| MATERIALS PROVIDED |
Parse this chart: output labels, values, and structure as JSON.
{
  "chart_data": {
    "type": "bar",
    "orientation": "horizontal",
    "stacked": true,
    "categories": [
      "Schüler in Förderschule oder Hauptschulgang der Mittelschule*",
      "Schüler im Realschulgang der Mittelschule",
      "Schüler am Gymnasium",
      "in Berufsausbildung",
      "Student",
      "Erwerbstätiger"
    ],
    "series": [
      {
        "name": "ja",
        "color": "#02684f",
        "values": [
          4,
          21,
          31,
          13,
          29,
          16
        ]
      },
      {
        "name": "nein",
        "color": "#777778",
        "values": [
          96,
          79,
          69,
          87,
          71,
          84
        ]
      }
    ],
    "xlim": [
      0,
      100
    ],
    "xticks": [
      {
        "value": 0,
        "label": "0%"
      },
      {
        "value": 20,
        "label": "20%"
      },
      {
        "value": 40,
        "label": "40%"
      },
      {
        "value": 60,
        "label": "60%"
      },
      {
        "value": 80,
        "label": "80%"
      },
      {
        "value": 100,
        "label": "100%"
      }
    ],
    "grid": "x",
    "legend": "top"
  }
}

| STATED GOAL |
Which lines in the data above contain "Mittelschule"? Show each one.

| WRITTEN RESPONSE |
      "Schüler in Förderschule oder Hauptschulgang der Mittelschule*",
      "Schüler im Realschulgang der Mittelschule",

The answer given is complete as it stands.